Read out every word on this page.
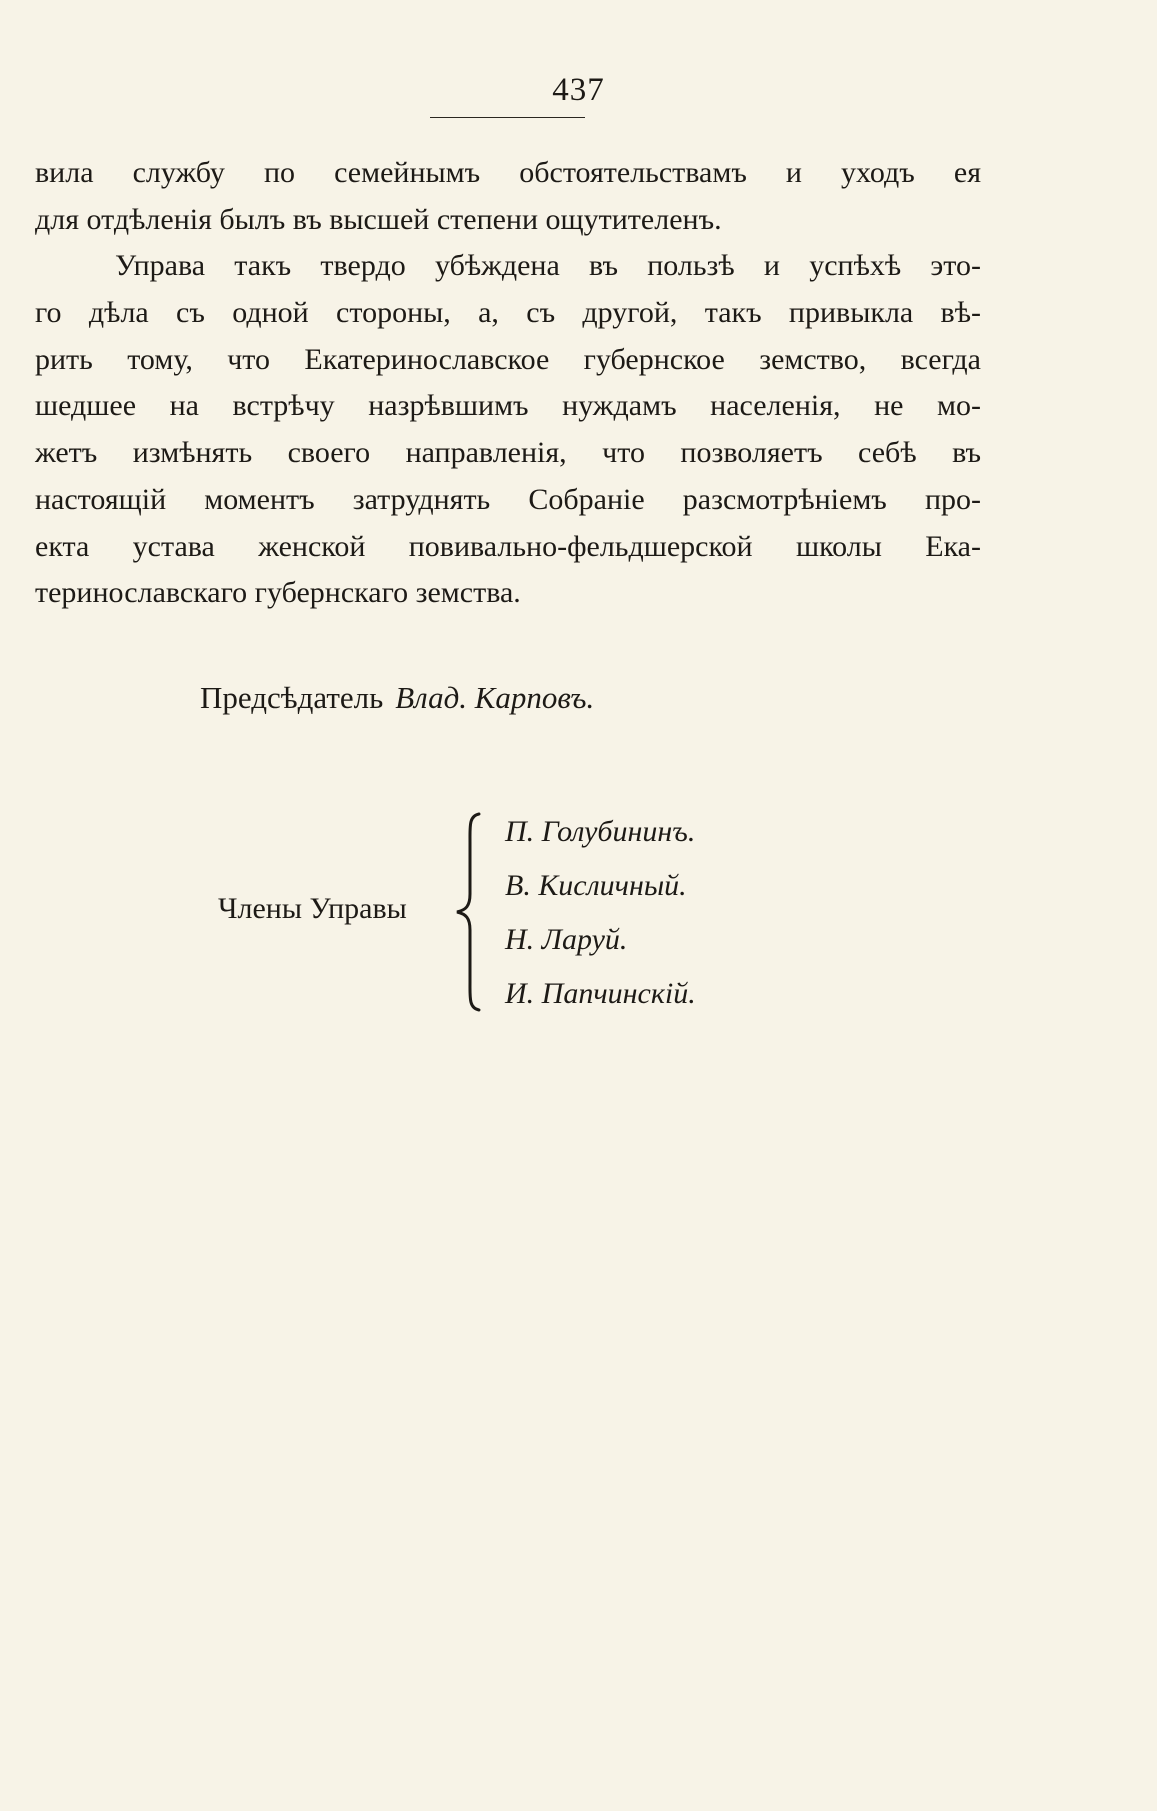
437
вила службу по семейнымъ обстоятельствамъ и уходъ ея
для отдѣленія былъ въ высшей степени ощутителенъ.
Управа такъ твердо убѣждена въ пользѣ и успѣхѣ это-
го дѣла съ одной стороны, а, съ другой, такъ привыкла вѣ-
рить тому, что Екатеринославское губернское земство, всегда
шедшее на встрѣчу назрѣвшимъ нуждамъ населенія, не мо-
жетъ измѣнять своего направленія, что позволяетъ себѣ въ
настоящій моментъ затруднять Собраніе разсмотрѣніемъ про-
екта устава женской повивально-фельдшерской школы Ека-
теринославскаго губернскаго земства.
Предсѣдатель Влад. Карповъ.
Члены Управы
П. Голубининъ.
В. Кисличный.
Н. Ларуй.
И. Папчинскій.
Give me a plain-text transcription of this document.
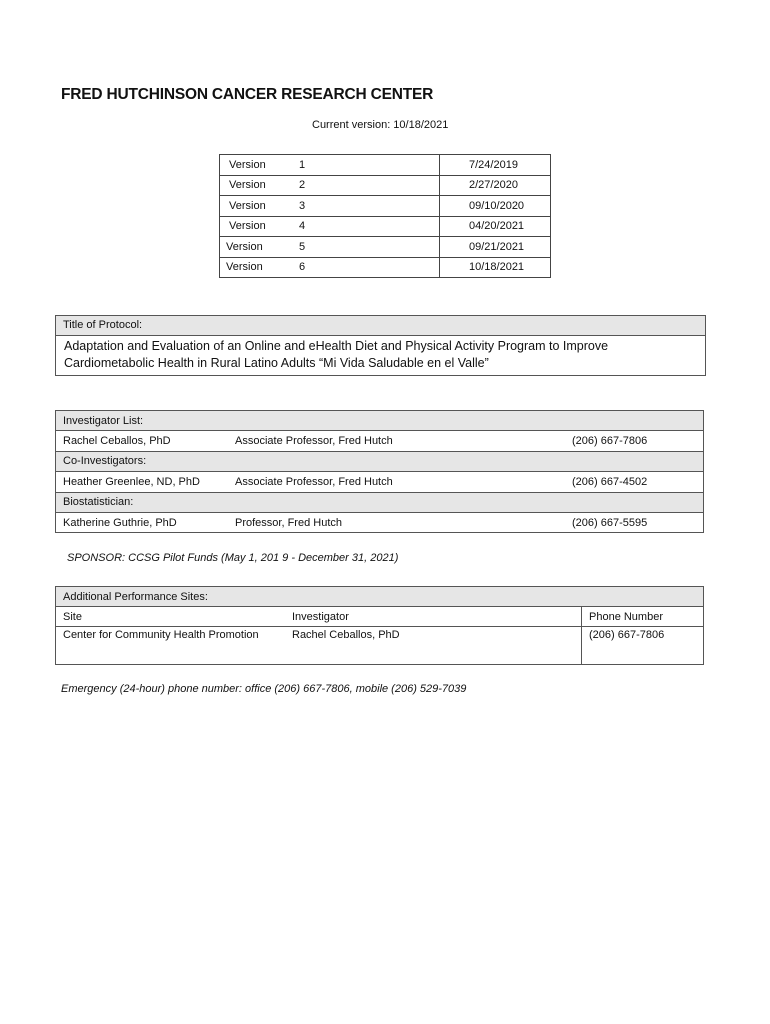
FRED HUTCHINSON CANCER RESEARCH CENTER
Current version: 10/18/2021
Version	1	7/24/2019
Version	2	2/27/2020
Version	3	09/10/2020
Version	4	04/20/2021
Version	5	09/21/2021
Version	6	10/18/2021
Title of Protocol:
Adaptation and Evaluation of an Online and eHealth Diet and Physical Activity Program to Improve Cardiometabolic Health in Rural Latino Adults “Mi Vida Saludable en el Valle”
Investigator List:		
Rachel Ceballos, PhD	Associate Professor, Fred Hutch	(206) 667-7806
Co-Investigators:		
Heather Greenlee, ND, PhD	Associate Professor, Fred Hutch	(206) 667-4502
Biostatistician:		
Katherine Guthrie, PhD	Professor, Fred Hutch	(206) 667-5595
SPONSOR: CCSG Pilot Funds (May 1, 201 9 - December 31, 2021)
Additional Performance Sites:		
Site	Investigator	Phone Number
Center for Community Health Promotion	Rachel Ceballos, PhD	(206) 667-7806
Emergency (24-hour) phone number: office (206) 667-7806, mobile (206) 529-7039
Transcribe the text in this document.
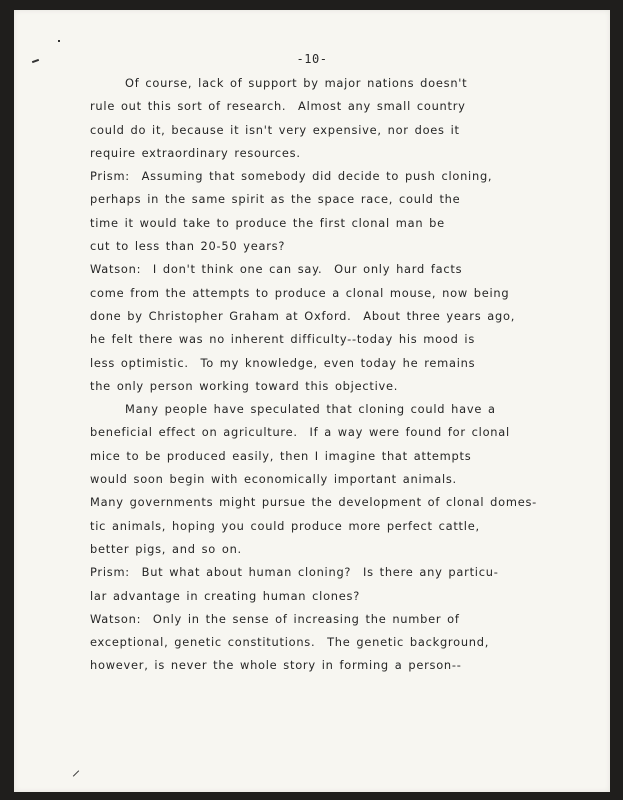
-10-
Of course, lack of support by major nations doesn't
rule out this sort of research.  Almost any small country
could do it, because it isn't very expensive, nor does it
require extraordinary resources.
Prism:  Assuming that somebody did decide to push cloning,
perhaps in the same spirit as the space race, could the
time it would take to produce the first clonal man be
cut to less than 20-50 years?
Watson:  I don't think one can say.  Our only hard facts
come from the attempts to produce a clonal mouse, now being
done by Christopher Graham at Oxford.  About three years ago,
he felt there was no inherent difficulty--today his mood is
less optimistic.  To my knowledge, even today he remains
the only person working toward this objective.
Many people have speculated that cloning could have a
beneficial effect on agriculture.  If a way were found for clonal
mice to be produced easily, then I imagine that attempts
would soon begin with economically important animals.
Many governments might pursue the development of clonal domes-
tic animals, hoping you could produce more perfect cattle,
better pigs, and so on.
Prism:  But what about human cloning?  Is there any particu-
lar advantage in creating human clones?
Watson:  Only in the sense of increasing the number of
exceptional, genetic constitutions.  The genetic background,
however, is never the whole story in forming a person--
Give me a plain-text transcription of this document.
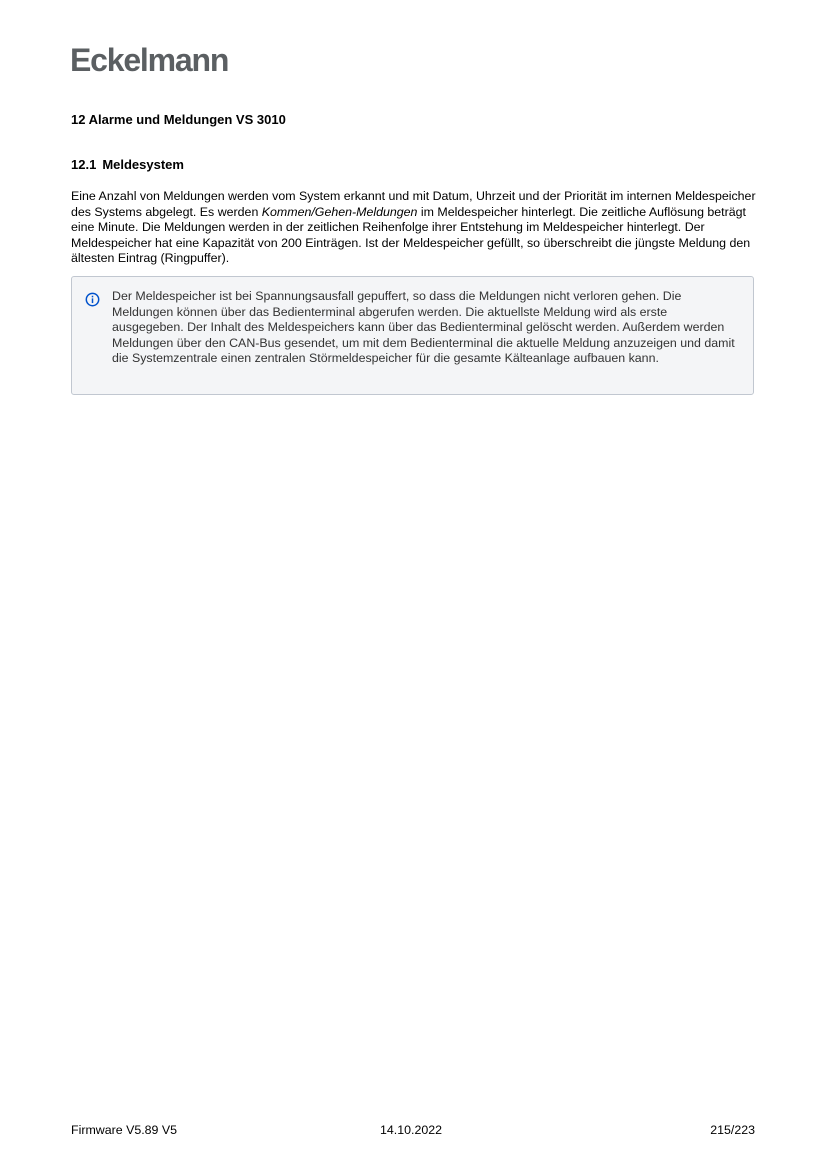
Eckelmann
12 Alarme und Meldungen VS 3010
12.1 Meldesystem

Eine Anzahl von Meldungen werden vom System erkannt und mit Datum, Uhrzeit und der Priorität im internen Meldespeicher des Systems abgelegt. Es werden Kommen/Gehen-Meldungen im Meldespeicher hinterlegt. Die zeitliche Auflösung beträgt eine Minute. Die Meldungen werden in der zeitlichen Reihenfolge ihrer Entstehung im Meldespeicher hinterlegt. Der Meldespeicher hat eine Kapazität von 200 Einträgen. Ist der Meldespeicher gefüllt, so überschreibt die jüngste Meldung den ältesten Eintrag (Ringpuffer).

Der Meldespeicher ist bei Spannungsausfall gepuffert, so dass die Meldungen nicht verloren gehen. Die Meldungen können über das Bedienterminal abgerufen werden. Die aktuellste Meldung wird als erste ausgegeben. Der Inhalt des Meldespeichers kann über das Bedienterminal gelöscht werden. Außerdem werden Meldungen über den CAN-Bus gesendet, um mit dem Bedienterminal die aktuelle Meldung anzuzeigen und damit die Systemzentrale einen zentralen Störmeldespeicher für die gesamte Kälteanlage aufbauen kann.
Firmware V5.89 V5	14.10.2022	215/223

▶ _Aim of the exercise_
Write every entry out again exactly, dropping the pictures.

▶ _The response_
Read out every word on this page.
437
вила службу по семейнымъ обстоятельствамъ и уходъ ея
для отдѣленія былъ въ высшей степени ощутителенъ.
Управа такъ твердо убѣждена въ пользѣ и успѣхѣ это-
го дѣла съ одной стороны, а, съ другой, такъ привыкла вѣ-
рить тому, что Екатеринославское губернское земство, всегда
шедшее на встрѣчу назрѣвшимъ нуждамъ населенія, не мо-
жетъ измѣнять своего направленія, что позволяетъ себѣ въ
настоящій моментъ затруднять Собраніе разсмотрѣніемъ про-
екта устава женской повивально-фельдшерской школы Ека-
теринославскаго губернскаго земства.
Предсѣдатель Влад. Карповъ.
Члены Управы
П. Голубининъ.
В. Кисличный.
Н. Ларуй.
И. Папчинскій.
Give me a plain-text transcription of this document.
FRED HUTCHINSON CANCER RESEARCH CENTER
Current version: 10/18/2021
Version	1	7/24/2019
Version	2	2/27/2020
Version	3	09/10/2020
Version	4	04/20/2021
Version	5	09/21/2021
Version	6	10/18/2021
Title of Protocol:
Adaptation and Evaluation of an Online and eHealth Diet and Physical Activity Program to Improve Cardiometabolic Health in Rural Latino Adults “Mi Vida Saludable en el Valle”
Investigator List:		
Rachel Ceballos, PhD	Associate Professor, Fred Hutch	(206) 667-7806
Co-Investigators:		
Heather Greenlee, ND, PhD	Associate Professor, Fred Hutch	(206) 667-4502
Biostatistician:		
Katherine Guthrie, PhD	Professor, Fred Hutch	(206) 667-5595
SPONSOR: CCSG Pilot Funds (May 1, 201 9 - December 31, 2021)
Additional Performance Sites:		
Site	Investigator	Phone Number
Center for Community Health Promotion	Rachel Ceballos, PhD	(206) 667-7806
Emergency (24-hour) phone number: office (206) 667-7806, mobile (206) 529-7039
Transcribe the text in this document.
-10-
Of course, lack of support by major nations doesn't
rule out this sort of research.  Almost any small country
could do it, because it isn't very expensive, nor does it
require extraordinary resources.
Prism:  Assuming that somebody did decide to push cloning,
perhaps in the same spirit as the space race, could the
time it would take to produce the first clonal man be
cut to less than 20-50 years?
Watson:  I don't think one can say.  Our only hard facts
come from the attempts to produce a clonal mouse, now being
done by Christopher Graham at Oxford.  About three years ago,
he felt there was no inherent difficulty--today his mood is
less optimistic.  To my knowledge, even today he remains
the only person working toward this objective.
Many people have speculated that cloning could have a
beneficial effect on agriculture.  If a way were found for clonal
mice to be produced easily, then I imagine that attempts
would soon begin with economically important animals.
Many governments might pursue the development of clonal domes-
tic animals, hoping you could produce more perfect cattle,
better pigs, and so on.
Prism:  But what about human cloning?  Is there any particu-
lar advantage in creating human clones?
Watson:  Only in the sense of increasing the number of
exceptional, genetic constitutions.  The genetic background,
however, is never the whole story in forming a person--
Give me a plain-text transcription of this document.
Eckelmann
12 Alarme und Meldungen VS 3010
12.1 Meldesystem

Eine Anzahl von Meldungen werden vom System erkannt und mit Datum, Uhrzeit und der Priorität im internen Meldespeicher des Systems abgelegt. Es werden Kommen/Gehen-Meldungen im Meldespeicher hinterlegt. Die zeitliche Auflösung beträgt eine Minute. Die Meldungen werden in der zeitlichen Reihenfolge ihrer Entstehung im Meldespeicher hinterlegt. Der Meldespeicher hat eine Kapazität von 200 Einträgen. Ist der Meldespeicher gefüllt, so überschreibt die jüngste Meldung den ältesten Eintrag (Ringpuffer).

Der Meldespeicher ist bei Spannungsausfall gepuffert, so dass die Meldungen nicht verloren gehen. Die Meldungen können über das Bedienterminal abgerufen werden. Die aktuellste Meldung wird als erste ausgegeben. Der Inhalt des Meldespeichers kann über das Bedienterminal gelöscht werden. Außerdem werden Meldungen über den CAN-Bus gesendet, um mit dem Bedienterminal die aktuelle Meldung anzuzeigen und damit die Systemzentrale einen zentralen Störmeldespeicher für die gesamte Kälteanlage aufbauen kann.
Firmware V5.89 V5	14.10.2022	215/223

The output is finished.